━━━ SOURCE MATERIAL ━━━

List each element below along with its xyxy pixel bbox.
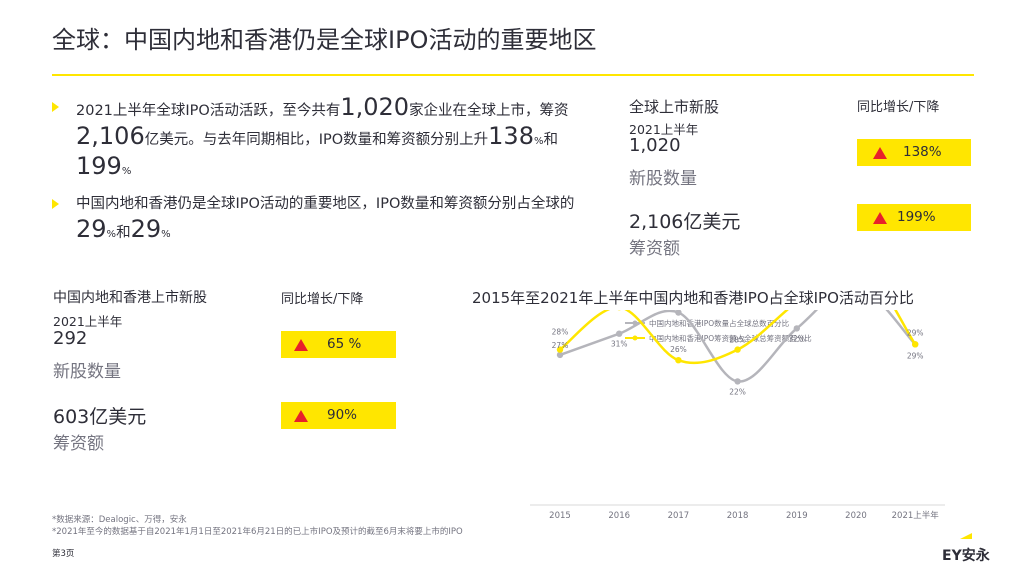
- bullet-arrow-icon: [52, 199, 59, 209]
- legend-label: 中国内地和香港IPO数量占全球总数百分比: [649, 318, 790, 328]
- logo-beam-icon: [960, 533, 972, 539]
- data-label: 31%: [611, 340, 628, 349]
- increase-arrow-icon: [873, 147, 887, 159]
- china-count-label: 新股数量: [53, 362, 121, 382]
- x-tick-label: 2018: [727, 511, 749, 521]
- data-point: [616, 330, 623, 337]
- bullet-text: 2021上半年全球IPO活动活跃，至今共有: [76, 103, 341, 119]
- bullet-text: 和: [543, 132, 558, 148]
- global-yoy-label: 同比增长/下降: [857, 100, 940, 115]
- bullet-text: 和: [116, 225, 131, 241]
- data-label: 29%: [907, 328, 924, 337]
- data-point: [912, 341, 919, 348]
- highlight-count: 1,020: [340, 93, 410, 121]
- bullet-china: 中国内地和香港仍是全球IPO活动的重要地区，IPO数量和筹资额分别占全球的 29%…: [52, 192, 592, 247]
- date-note: *2021年至今的数据基于自2021年1月1日至2021年6月21日的已上市IP…: [52, 527, 463, 537]
- china-yoy-label: 同比增长/下降: [281, 292, 364, 307]
- highlight-funds-yoy: 199: [76, 152, 122, 180]
- china-count-yoy: 65 %: [327, 336, 362, 352]
- bullet-global: 2021上半年全球IPO活动活跃，至今共有1,020家企业在全球上市，筹资 2,1…: [52, 95, 592, 184]
- china-count-yoy-badge: 65 %: [281, 331, 396, 358]
- x-tick-label: 2015: [549, 511, 571, 521]
- x-tick-label: 2020: [845, 511, 867, 521]
- global-count-yoy: 138%: [903, 144, 942, 160]
- highlight-count-yoy: 138: [488, 122, 534, 150]
- data-point: [675, 310, 682, 316]
- data-point: [734, 346, 741, 353]
- global-new-label: 全球上市新股: [629, 98, 720, 116]
- percent-sign: %: [121, 166, 132, 177]
- source-note: *数据来源：Dealogic、万得，安永: [52, 515, 187, 525]
- data-point: [793, 325, 800, 332]
- page-number: 第3页: [52, 549, 75, 559]
- x-tick-label: 2019: [786, 511, 808, 521]
- bullet-arrow-icon: [52, 102, 59, 112]
- china-period: 2021上半年: [53, 314, 123, 329]
- page-title: 全球：中国内地和香港仍是全球IPO活动的重要地区: [52, 26, 597, 54]
- chart-title: 2015年至2021年上半年中国内地和香港IPO占全球IPO活动百分比: [472, 289, 914, 307]
- highlight-funds-share: 29: [130, 215, 162, 243]
- legend-label: 中国内地和香港IPO筹资额占全球总筹资额百分比: [649, 333, 812, 343]
- percent-sign: %: [106, 229, 117, 240]
- global-period: 2021上半年: [629, 122, 699, 137]
- data-label: 28%: [552, 328, 569, 337]
- global-funds-yoy: 199%: [897, 209, 936, 225]
- bullet-text: 家企业在全球上市，筹资: [409, 103, 569, 119]
- data-label: 27%: [552, 341, 569, 350]
- x-tick-label: 2017: [668, 511, 690, 521]
- x-tick-label: 2016: [608, 511, 630, 521]
- legend-marker: [632, 335, 638, 341]
- china-funds-label: 筹资额: [53, 434, 104, 454]
- percent-sign: %: [161, 229, 171, 240]
- data-label: 28%: [729, 336, 746, 345]
- global-count-label: 新股数量: [629, 169, 697, 189]
- global-count: 1,020: [629, 135, 681, 156]
- increase-arrow-icon: [294, 339, 308, 351]
- increase-arrow-icon: [873, 212, 887, 224]
- increase-arrow-icon: [294, 410, 308, 422]
- china-funds-yoy-badge: 90%: [281, 402, 396, 429]
- data-label: 32%: [788, 334, 805, 343]
- x-tick-label: 2021上半年: [892, 510, 940, 521]
- data-point: [734, 378, 741, 385]
- bullet-text: 中国内地和香港仍是全球IPO活动的重要地区，IPO数量和筹资额分别占全球的: [76, 196, 575, 212]
- data-point: [556, 351, 564, 359]
- global-funds: 2,106亿美元: [629, 211, 741, 233]
- china-new-label: 中国内地和香港上市新股: [53, 290, 207, 306]
- data-label: 22%: [729, 387, 746, 396]
- global-funds-label: 筹资额: [629, 239, 680, 259]
- percent-sign: %: [533, 136, 544, 147]
- global-funds-yoy-badge: 199%: [857, 204, 971, 231]
- global-count-yoy-badge: 138%: [857, 139, 971, 166]
- china-funds-yoy: 90%: [327, 407, 358, 423]
- data-label: 29%: [907, 351, 924, 360]
- data-label: 26%: [670, 345, 687, 354]
- title-divider: [52, 74, 974, 76]
- highlight-count-share: 29: [76, 215, 107, 243]
- data-point: [556, 346, 564, 353]
- data-point: [675, 357, 682, 364]
- line-chart: 2015 2016 2017 2018 2019 2020 2021上半年 中国内地和香港IP…: [530, 310, 945, 521]
- bullet-text: 亿美元。与去年同期相比，IPO数量和筹资额分别上升: [144, 132, 489, 148]
- china-funds: 603亿美元: [53, 406, 147, 428]
- ey-logo: EY安永: [942, 548, 990, 564]
- china-count: 292: [53, 328, 88, 349]
- highlight-funds: 2,106: [76, 122, 145, 150]
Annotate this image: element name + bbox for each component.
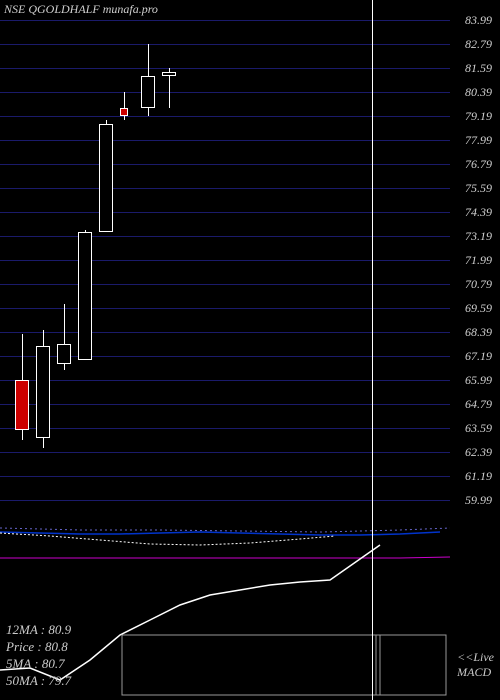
y-tick-label: 75.59 bbox=[465, 182, 492, 194]
y-tick-label: 79.19 bbox=[465, 110, 492, 122]
symbol-label: QGOLDHALF bbox=[28, 2, 99, 16]
ma50-row: 50MA : 79.7 bbox=[6, 673, 71, 690]
y-tick-label: 83.99 bbox=[465, 14, 492, 26]
y-tick-label: 59.99 bbox=[465, 494, 492, 506]
y-tick-label: 61.19 bbox=[465, 470, 492, 482]
price-row: Price : 80.8 bbox=[6, 639, 71, 656]
macd-label-box: <<Live MACD bbox=[457, 650, 494, 680]
ma12-label: 12MA : bbox=[6, 622, 45, 637]
ma50-value: 79.7 bbox=[48, 673, 71, 688]
y-tick-label: 76.79 bbox=[465, 158, 492, 170]
y-tick-label: 71.99 bbox=[465, 254, 492, 266]
y-tick-label: 77.99 bbox=[465, 134, 492, 146]
price-value: 80.8 bbox=[45, 639, 68, 654]
y-tick-label: 73.19 bbox=[465, 230, 492, 242]
source-label: munafa.pro bbox=[103, 2, 158, 16]
macd-box bbox=[122, 635, 380, 695]
exchange-label: NSE bbox=[4, 2, 25, 16]
y-tick-label: 70.79 bbox=[465, 278, 492, 290]
info-panel: 12MA : 80.9 Price : 80.8 5MA : 80.7 50MA… bbox=[6, 622, 71, 690]
ma12-value: 80.9 bbox=[48, 622, 71, 637]
y-tick-label: 64.79 bbox=[465, 398, 492, 410]
y-tick-label: 67.19 bbox=[465, 350, 492, 362]
y-tick-label: 68.39 bbox=[465, 326, 492, 338]
price-chart: NSE QGOLDHALF munafa.pro 83.99 82.79 81.59… bbox=[0, 0, 500, 585]
y-tick-label: 63.59 bbox=[465, 422, 492, 434]
y-tick-label: 65.99 bbox=[465, 374, 492, 386]
chart-title: NSE QGOLDHALF munafa.pro bbox=[4, 2, 158, 17]
ma5-value: 80.7 bbox=[42, 656, 65, 671]
ma5-label: 5MA : bbox=[6, 656, 39, 671]
ma50-label: 50MA : bbox=[6, 673, 45, 688]
y-tick-label: 69.59 bbox=[465, 302, 492, 314]
y-tick-label: 82.79 bbox=[465, 38, 492, 50]
cursor-line bbox=[372, 0, 373, 700]
y-tick-label: 80.39 bbox=[465, 86, 492, 98]
y-tick-label: 81.59 bbox=[465, 62, 492, 74]
ma5-row: 5MA : 80.7 bbox=[6, 656, 71, 673]
y-tick-label: 62.39 bbox=[465, 446, 492, 458]
price-label: Price : bbox=[6, 639, 42, 654]
ma12-row: 12MA : 80.9 bbox=[6, 622, 71, 639]
macd-box bbox=[376, 635, 446, 695]
indicator-overlay bbox=[0, 0, 500, 700]
macd-text-label: MACD bbox=[457, 665, 494, 680]
live-label: <<Live bbox=[457, 650, 494, 665]
y-tick-label: 74.39 bbox=[465, 206, 492, 218]
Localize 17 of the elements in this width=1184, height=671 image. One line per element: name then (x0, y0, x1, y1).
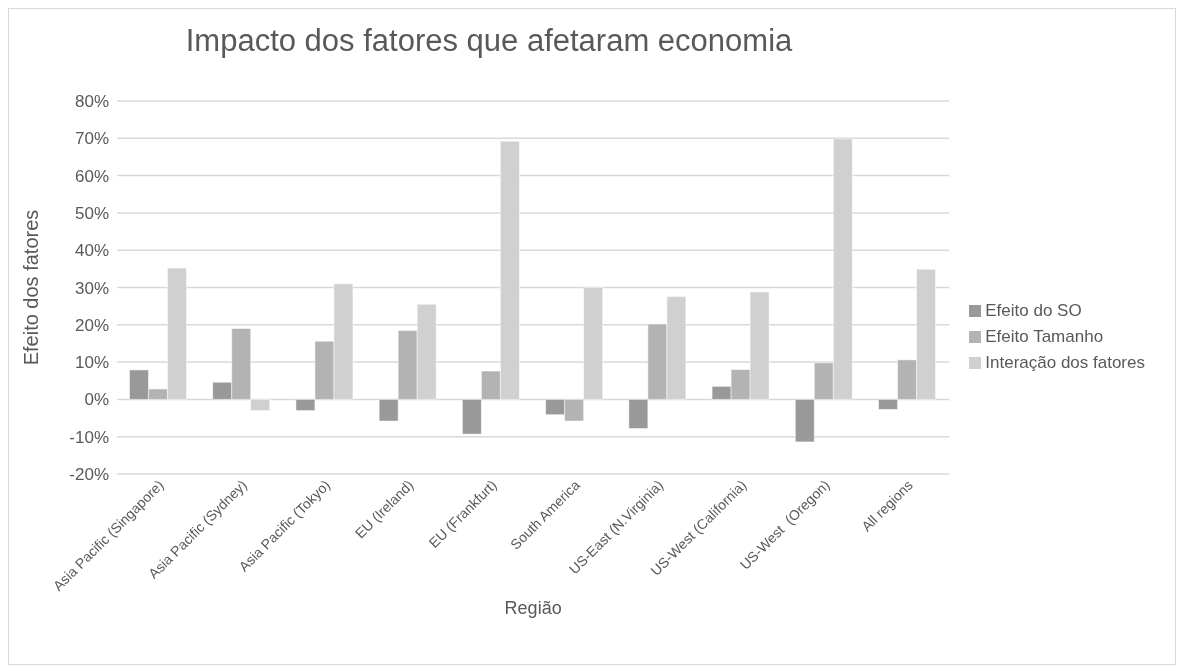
y-tick-label: 10% (74, 353, 109, 373)
y-tick-label: -20% (69, 465, 109, 485)
legend-label: Efeito do SO (985, 300, 1082, 320)
legend-label: Efeito Tamanho (985, 326, 1104, 346)
y-tick-label: 40% (74, 241, 109, 261)
y-tick-label: 0% (84, 390, 109, 410)
y-axis-title: Efeito dos fatores (20, 209, 43, 366)
y-tick-label: -10% (69, 427, 109, 447)
y-tick-label: 50% (74, 203, 109, 223)
y-tick-label: 30% (74, 278, 109, 298)
y-tick-label: 80% (74, 92, 109, 112)
x-axis-title: Região (504, 598, 562, 618)
y-tick-label: 70% (74, 129, 109, 149)
y-tick-label: 60% (74, 166, 109, 186)
legend-label: Interação dos fatores (985, 352, 1145, 372)
chart-title: Impacto dos fatores que afetaram economia (184, 23, 794, 59)
y-tick-label: 20% (74, 315, 109, 335)
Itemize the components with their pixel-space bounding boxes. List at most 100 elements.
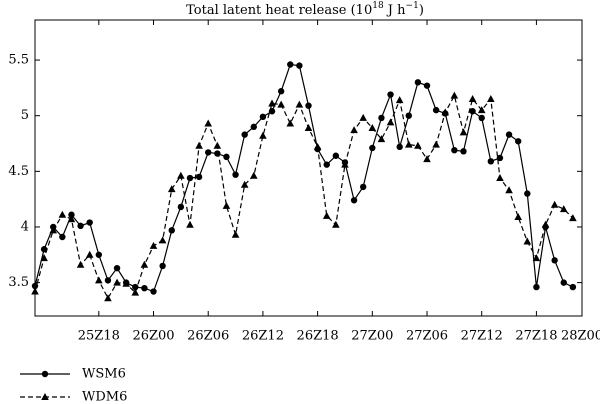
marker — [432, 140, 440, 148]
marker — [404, 140, 413, 148]
marker — [259, 131, 267, 139]
marker — [59, 233, 66, 241]
marker — [223, 153, 230, 161]
marker — [468, 95, 477, 103]
marker — [296, 62, 303, 69]
x-tick-label: 27Z12 — [461, 329, 503, 344]
marker — [360, 183, 367, 191]
marker — [460, 148, 467, 155]
x-tick-label: 26Z06 — [187, 329, 229, 344]
marker — [232, 171, 239, 178]
marker — [441, 108, 450, 116]
marker — [40, 246, 48, 253]
marker — [423, 155, 431, 163]
legend-marker — [41, 370, 49, 378]
marker — [305, 102, 312, 109]
marker — [514, 138, 522, 145]
marker — [368, 123, 377, 131]
x-tick-label: 26Z18 — [297, 329, 339, 344]
marker — [277, 100, 285, 108]
marker — [323, 161, 330, 168]
marker — [58, 210, 67, 218]
marker — [141, 284, 148, 292]
marker — [177, 203, 185, 211]
marker — [505, 186, 513, 194]
marker — [76, 260, 85, 268]
marker — [268, 99, 276, 107]
y-tick-label: 4 — [21, 219, 29, 234]
marker — [104, 294, 112, 302]
marker — [322, 211, 331, 219]
marker — [432, 106, 440, 114]
title-part: 18 — [372, 1, 384, 11]
x-tick-label: 28Z00 — [561, 329, 600, 344]
marker — [560, 279, 567, 286]
marker — [359, 113, 367, 121]
marker — [113, 264, 121, 272]
marker — [241, 131, 248, 138]
marker — [533, 283, 540, 291]
marker — [286, 119, 295, 127]
marker — [287, 61, 294, 68]
marker — [378, 114, 385, 122]
marker — [304, 123, 313, 131]
marker — [222, 201, 231, 209]
y-tick-label: 4.5 — [8, 164, 29, 179]
marker — [541, 220, 550, 228]
y-tick-label: 5.5 — [8, 53, 29, 68]
marker — [396, 143, 403, 151]
marker — [487, 158, 495, 165]
marker — [95, 251, 103, 258]
marker — [551, 257, 558, 264]
marker — [167, 185, 176, 193]
marker — [496, 174, 504, 182]
marker — [186, 220, 194, 228]
marker — [350, 126, 358, 134]
marker — [250, 123, 257, 131]
marker — [450, 91, 459, 99]
marker — [40, 254, 48, 262]
marker — [168, 227, 175, 234]
marker — [451, 146, 458, 154]
chart-title: Total latent heat release (1018 J h−1) — [186, 1, 424, 18]
marker — [85, 250, 94, 258]
marker — [532, 254, 541, 262]
marker — [505, 131, 513, 138]
marker — [250, 171, 258, 179]
marker — [395, 96, 404, 104]
marker — [31, 287, 39, 295]
marker — [414, 141, 422, 149]
marker — [186, 174, 194, 182]
y-tick-label: 5 — [21, 108, 29, 123]
marker — [49, 226, 58, 234]
marker — [524, 190, 531, 197]
x-tick-label: 27Z18 — [515, 329, 557, 344]
marker — [487, 95, 495, 103]
marker — [140, 260, 149, 268]
x-tick-label: 27Z00 — [351, 329, 393, 344]
marker — [77, 222, 84, 230]
marker — [95, 276, 103, 284]
marker — [214, 150, 221, 157]
x-tick-label: 26Z12 — [242, 329, 284, 344]
marker — [369, 144, 376, 152]
marker — [477, 106, 486, 114]
marker — [332, 152, 340, 159]
marker — [104, 277, 112, 284]
title-part: −1 — [406, 1, 419, 11]
marker — [68, 211, 75, 218]
x-tick-label: 25Z18 — [78, 329, 120, 344]
marker — [423, 82, 431, 89]
marker — [313, 142, 322, 150]
title-part: ) — [419, 3, 424, 18]
marker — [240, 180, 249, 188]
marker — [459, 128, 468, 136]
marker — [149, 241, 158, 249]
legend-label: WDM6 — [82, 390, 127, 404]
marker — [559, 205, 568, 213]
marker — [113, 278, 121, 286]
marker — [177, 171, 185, 179]
legend-label: WSM6 — [82, 367, 126, 382]
marker — [277, 88, 285, 95]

━━━

* THE TASK *
Reproduce verbatim the stretch of the listing from the line containing "- bullet-arrow-icon: [52, 199, 59, 209]" through the line containing "- bullet-text: 和: [116, 225, 131, 241]", including both of those lines.

* RESPONSE BELOW *
- bullet-arrow-icon: [52, 199, 59, 209]
- legend-label: 中国内地和香港IPO数量占全球总数百分比: [649, 318, 790, 328]
- logo-beam-icon: [960, 533, 972, 539]
- data-label: 31%: [611, 340, 628, 349]
- increase-arrow-icon: [873, 147, 887, 159]
- china-count-label: 新股数量: [53, 362, 121, 382]
- x-tick-label: 2018: [727, 511, 749, 521]
- data-point: [616, 330, 623, 337]
- bullet-text: 2021上半年全球IPO活动活跃，至今共有: [76, 103, 341, 119]
- bullet-text: 和: [543, 132, 558, 148]
- global-yoy-label: 同比增长/下降: [857, 100, 940, 115]
- bullet-text: 和: [116, 225, 131, 241]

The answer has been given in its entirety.